> [WHAT IS REQUIRED]:
Can the data below be set down again exactly, line for line?

> [Data records]:
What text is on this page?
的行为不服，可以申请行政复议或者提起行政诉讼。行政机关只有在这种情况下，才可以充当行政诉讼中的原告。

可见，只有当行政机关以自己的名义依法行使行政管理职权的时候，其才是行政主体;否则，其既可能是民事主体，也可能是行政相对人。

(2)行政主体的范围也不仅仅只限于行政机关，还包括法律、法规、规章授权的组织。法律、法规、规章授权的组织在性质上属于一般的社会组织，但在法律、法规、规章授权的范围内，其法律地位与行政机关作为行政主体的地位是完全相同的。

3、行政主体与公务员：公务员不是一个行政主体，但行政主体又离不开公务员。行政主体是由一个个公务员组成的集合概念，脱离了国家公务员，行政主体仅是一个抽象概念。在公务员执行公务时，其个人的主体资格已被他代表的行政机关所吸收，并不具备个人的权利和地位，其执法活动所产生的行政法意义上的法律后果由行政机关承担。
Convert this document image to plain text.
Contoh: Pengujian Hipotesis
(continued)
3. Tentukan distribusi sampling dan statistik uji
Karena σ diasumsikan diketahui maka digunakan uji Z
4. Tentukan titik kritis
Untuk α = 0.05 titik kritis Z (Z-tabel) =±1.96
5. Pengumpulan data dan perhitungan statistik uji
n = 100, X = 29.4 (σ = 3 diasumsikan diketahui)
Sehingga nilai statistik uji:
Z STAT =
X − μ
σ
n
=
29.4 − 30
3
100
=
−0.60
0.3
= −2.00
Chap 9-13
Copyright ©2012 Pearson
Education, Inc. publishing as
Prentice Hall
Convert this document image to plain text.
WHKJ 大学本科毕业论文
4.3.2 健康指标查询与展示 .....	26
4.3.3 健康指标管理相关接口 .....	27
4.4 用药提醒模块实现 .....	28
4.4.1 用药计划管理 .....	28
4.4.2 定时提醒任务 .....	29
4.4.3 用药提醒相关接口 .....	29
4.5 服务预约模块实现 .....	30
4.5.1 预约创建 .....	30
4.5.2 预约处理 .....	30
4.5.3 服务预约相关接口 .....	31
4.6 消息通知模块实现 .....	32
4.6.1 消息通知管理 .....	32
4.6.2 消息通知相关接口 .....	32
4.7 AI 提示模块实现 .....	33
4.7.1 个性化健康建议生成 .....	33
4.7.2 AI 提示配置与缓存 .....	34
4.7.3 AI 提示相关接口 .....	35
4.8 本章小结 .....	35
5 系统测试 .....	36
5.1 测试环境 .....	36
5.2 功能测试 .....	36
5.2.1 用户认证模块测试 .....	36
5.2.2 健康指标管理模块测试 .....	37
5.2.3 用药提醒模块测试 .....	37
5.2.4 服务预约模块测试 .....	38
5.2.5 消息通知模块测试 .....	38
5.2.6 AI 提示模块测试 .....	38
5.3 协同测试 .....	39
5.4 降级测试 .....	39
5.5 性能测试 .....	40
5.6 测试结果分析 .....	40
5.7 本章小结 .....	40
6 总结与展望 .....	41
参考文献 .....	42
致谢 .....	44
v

> [COMPLETE RESPONSE]:
What text is on this page?
的行为不服，可以申请行政复议或者提起行政诉讼。行政机关只有在这种情况下，才可以充当行政诉讼中的原告。

可见，只有当行政机关以自己的名义依法行使行政管理职权的时候，其才是行政主体;否则，其既可能是民事主体，也可能是行政相对人。

(2)行政主体的范围也不仅仅只限于行政机关，还包括法律、法规、规章授权的组织。法律、法规、规章授权的组织在性质上属于一般的社会组织，但在法律、法规、规章授权的范围内，其法律地位与行政机关作为行政主体的地位是完全相同的。

3、行政主体与公务员：公务员不是一个行政主体，但行政主体又离不开公务员。行政主体是由一个个公务员组成的集合概念，脱离了国家公务员，行政主体仅是一个抽象概念。在公务员执行公务时，其个人的主体资格已被他代表的行政机关所吸收，并不具备个人的权利和地位，其执法活动所产生的行政法意义上的法律后果由行政机关承担。
Convert this document image to plain text.
Contoh: Pengujian Hipotesis
(continued)
3. Tentukan distribusi sampling dan statistik uji
Karena σ diasumsikan diketahui maka digunakan uji Z
4. Tentukan titik kritis
Untuk α = 0.05 titik kritis Z (Z-tabel) =±1.96
5. Pengumpulan data dan perhitungan statistik uji
n = 100, X = 29.4 (σ = 3 diasumsikan diketahui)
Sehingga nilai statistik uji:
Z STAT =
X − μ
σ
n
=
29.4 − 30
3
100
=
−0.60
0.3
= −2.00
Chap 9-13
Copyright ©2012 Pearson
Education, Inc. publishing as
Prentice Hall
Convert this document image to plain text.
WHKJ 大学本科毕业论文
4.3.2 健康指标查询与展示 .....	26
4.3.3 健康指标管理相关接口 .....	27
4.4 用药提醒模块实现 .....	28
4.4.1 用药计划管理 .....	28
4.4.2 定时提醒任务 .....	29
4.4.3 用药提醒相关接口 .....	29
4.5 服务预约模块实现 .....	30
4.5.1 预约创建 .....	30
4.5.2 预约处理 .....	30
4.5.3 服务预约相关接口 .....	31
4.6 消息通知模块实现 .....	32
4.6.1 消息通知管理 .....	32
4.6.2 消息通知相关接口 .....	32
4.7 AI 提示模块实现 .....	33
4.7.1 个性化健康建议生成 .....	33
4.7.2 AI 提示配置与缓存 .....	34
4.7.3 AI 提示相关接口 .....	35
4.8 本章小结 .....	35
5 系统测试 .....	36
5.1 测试环境 .....	36
5.2 功能测试 .....	36
5.2.1 用户认证模块测试 .....	36
5.2.2 健康指标管理模块测试 .....	37
5.2.3 用药提醒模块测试 .....	37
5.2.4 服务预约模块测试 .....	38
5.2.5 消息通知模块测试 .....	38
5.2.6 AI 提示模块测试 .....	38
5.3 协同测试 .....	39
5.4 降级测试 .....	39
5.5 性能测试 .....	40
5.6 测试结果分析 .....	40
5.7 本章小结 .....	40
6 总结与展望 .....	41
参考文献 .....	42
致谢 .....	44
v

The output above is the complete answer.